• [Request 1] List every person named in the interview about the edited volume below.

_ _ _ _ _ _ _

Jens Hanssen and Max Weiss, eds. Arabic Thought Beyond the Liberal Age: Towards an Intellectual History of the Nahda. New York: Cambridge University Press, 2016.

Jadaliyya (J): What made you write this book?

Jens Hanssen (JH): The partnership for this project with Max Weiss was born at a workshop in Chicago in April 2011. I had long anticipated the fiftieth anniversary of the publication of Albert Hourani’s seminal Arabic Thought In the Liberal Age, 1798-1939. When I suggested the idea of a conference to reflect on the legacy of the book and the author, Max was immediately game. A year and a half later, three generations of Hourani students and their students met at Princeton University. The fact that we held this conference at Princeton added extra sizzle; its Department of Near Eastern Studies was founded by Philip Hitti, a Lebanese-American family friend of Albert’s father, Fadlo, which served as a model of sorts for the Middle East Centre that Hourani founded at St. Antony’s College at Oxford University in 1957. Over the years, and particularly during Bernard Lewis’s “reign”, both institutions were representing different approaches to the study of the Middle East. As one colleague put it tongue-in-cheek in the run-up to the conference: “It seems to me that you are entering Princeton in the Trojan horse of Albert Hourani and once inside you come out as Saidians.” But it was, by all accounts, a momentous and convivial event. In fact, the papers were of such high quality that Max and I decided to produce not one but two volumes out of the conference. The second volume, Arabic Thought Against the Authoritarian Age: Towards an Intellectual History of the Present was also accepted by CUP.

_ _ _ _ _ _ _

• [Request 2] Arrange the entries from the line with "sub-tool-item[interactable]: 筆ブラシ3 —" to the line with "menu-item[interactable]: Help —" as a Markdown table with the columns Row and Entry.

_ _ _ _ _ _ _

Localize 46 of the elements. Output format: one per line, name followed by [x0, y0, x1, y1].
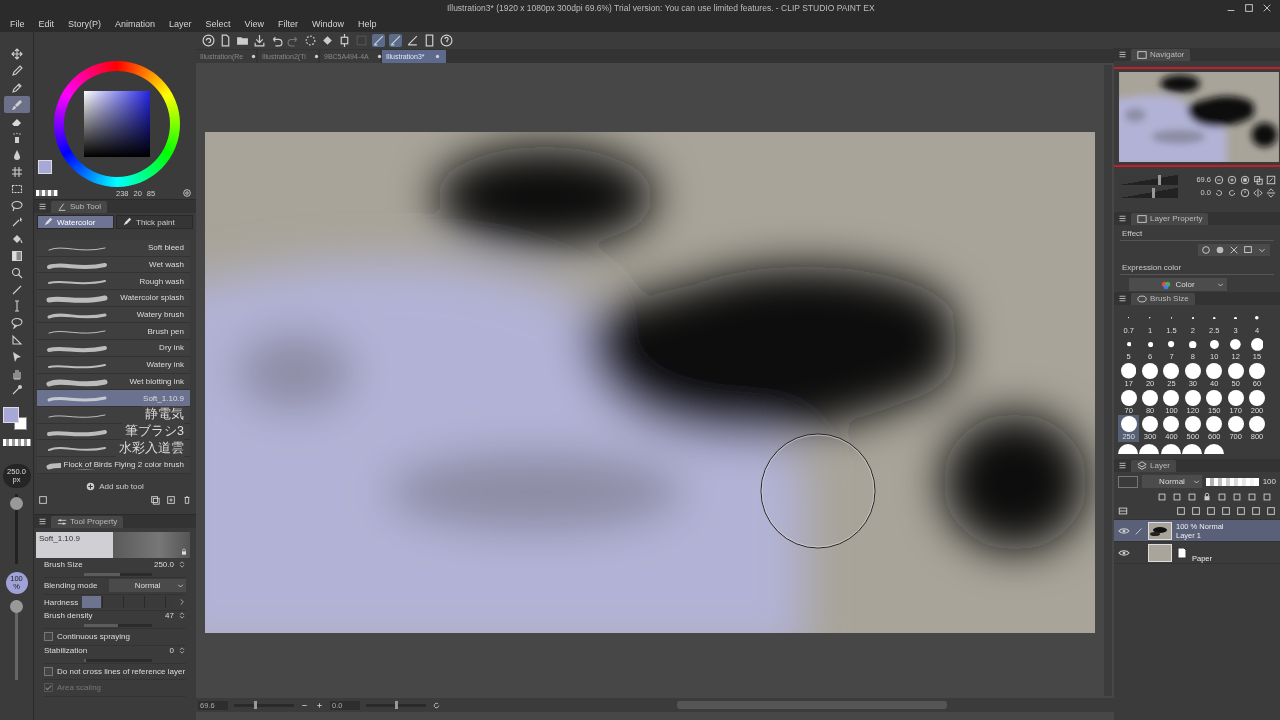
sub-tool-item[interactable]: 筆ブラシ3 — [37, 423, 190, 441]
menu-item[interactable]: Edit — [31, 19, 62, 29]
menu-item[interactable]: Filter — [270, 19, 305, 29]
panel-tab[interactable]: Navigator — [1131, 48, 1191, 61]
menu-item[interactable]: Help — [351, 19, 384, 29]
window-title: Illustration3* (1920 x 1080px 300dpi 69.6%) Trial version: You can use limited features. - CLIP STUDIO PAINT EX — [447, 3, 875, 13]
panel-tab[interactable]: Layer Property — [1131, 212, 1209, 225]
menu-item[interactable]: Window — [304, 19, 351, 29]
sub-tool-item[interactable]: Dry ink — [37, 340, 190, 357]
property-label: Stabilization — [44, 645, 88, 655]
menu-item[interactable]: Select — [198, 19, 238, 29]
property-label: Blending mode — [44, 581, 98, 591]
menu-item[interactable]: Layer — [162, 19, 199, 29]
effect-label: Effect — [1120, 227, 1274, 241]
menu-item[interactable]: Story(P) — [61, 19, 109, 29]
panel-tab[interactable]: Sub Tool — [51, 200, 107, 213]
property-value[interactable]: 250.0 — [153, 560, 174, 569]
blending-mode-dropdown[interactable]: Normal — [109, 579, 186, 593]
panel-tab[interactable]: Tool Property — [51, 515, 124, 528]
property-label: Hardness — [44, 597, 79, 607]
property-value[interactable]: 47 — [165, 611, 174, 620]
panel-tab[interactable]: Brush Size — [1131, 292, 1195, 305]
add-sub-tool-button[interactable]: Add sub tool — [34, 478, 196, 495]
layer-blending-dropdown[interactable]: Normal — [1142, 475, 1202, 488]
checkbox-label: Continuous spraying — [57, 632, 130, 642]
menu-item[interactable]: Animation — [108, 19, 163, 29]
preset-name: Soft_1.10.9 — [38, 533, 81, 545]
expression-color-dropdown[interactable]: Color — [1129, 278, 1227, 291]
property-label: Brush Size — [44, 560, 83, 569]
sub-tool-item[interactable]: Soft_1.10.9 — [37, 390, 190, 407]
expression-color-label: Expression color — [1120, 261, 1274, 275]
sub-tool-item[interactable]: Watercolor splash — [37, 290, 190, 307]
sub-tool-group-tab[interactable]: Watercolor — [37, 215, 114, 229]
menu-item[interactable]: View — [237, 19, 271, 29]
sub-tool-item[interactable]: 水彩入道雲 — [37, 440, 190, 457]
sub-tool-item[interactable]: Brush pen — [37, 323, 190, 341]
sub-tool-item[interactable]: Soft bleed — [37, 240, 190, 257]
property-value[interactable]: 0 — [169, 645, 174, 655]
panel-tab[interactable]: Layer — [1131, 459, 1176, 472]
sub-tool-group-tab[interactable]: Thick paint — [116, 215, 193, 229]
property-label: Brush density — [44, 611, 93, 620]
sub-tool-item[interactable]: Rough wash — [37, 273, 190, 291]
layer-opacity-value[interactable]: 100 — [1262, 477, 1276, 486]
menu-item[interactable]: File — [3, 19, 32, 29]
sub-tool-item[interactable]: 静電気 — [37, 406, 190, 424]
checkbox-label: Do not cross lines of reference layer — [57, 666, 186, 676]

_ _ _ _ _ _ _

• [Task solution 1]
- Jens Hanssen
- Max Weiss
- Albert Hourani
- Philip Hitti
- Fadlo
- Bernard Lewis

• [Task solution 2]
| Row | Entry |
|---|---|
| 1 | sub-tool-item[interactable]: 筆ブラシ3 — [37, 423, 190, 441] |
| 2 | menu-item[interactable]: Edit — [31, 19, 62, 29] |
| 3 | menu-item[interactable]: Filter — [270, 19, 305, 29] |
| 4 | panel-tab[interactable]: Navigator — [1131, 48, 1191, 61] |
| 5 | menu-item[interactable]: Help — [351, 19, 384, 29] |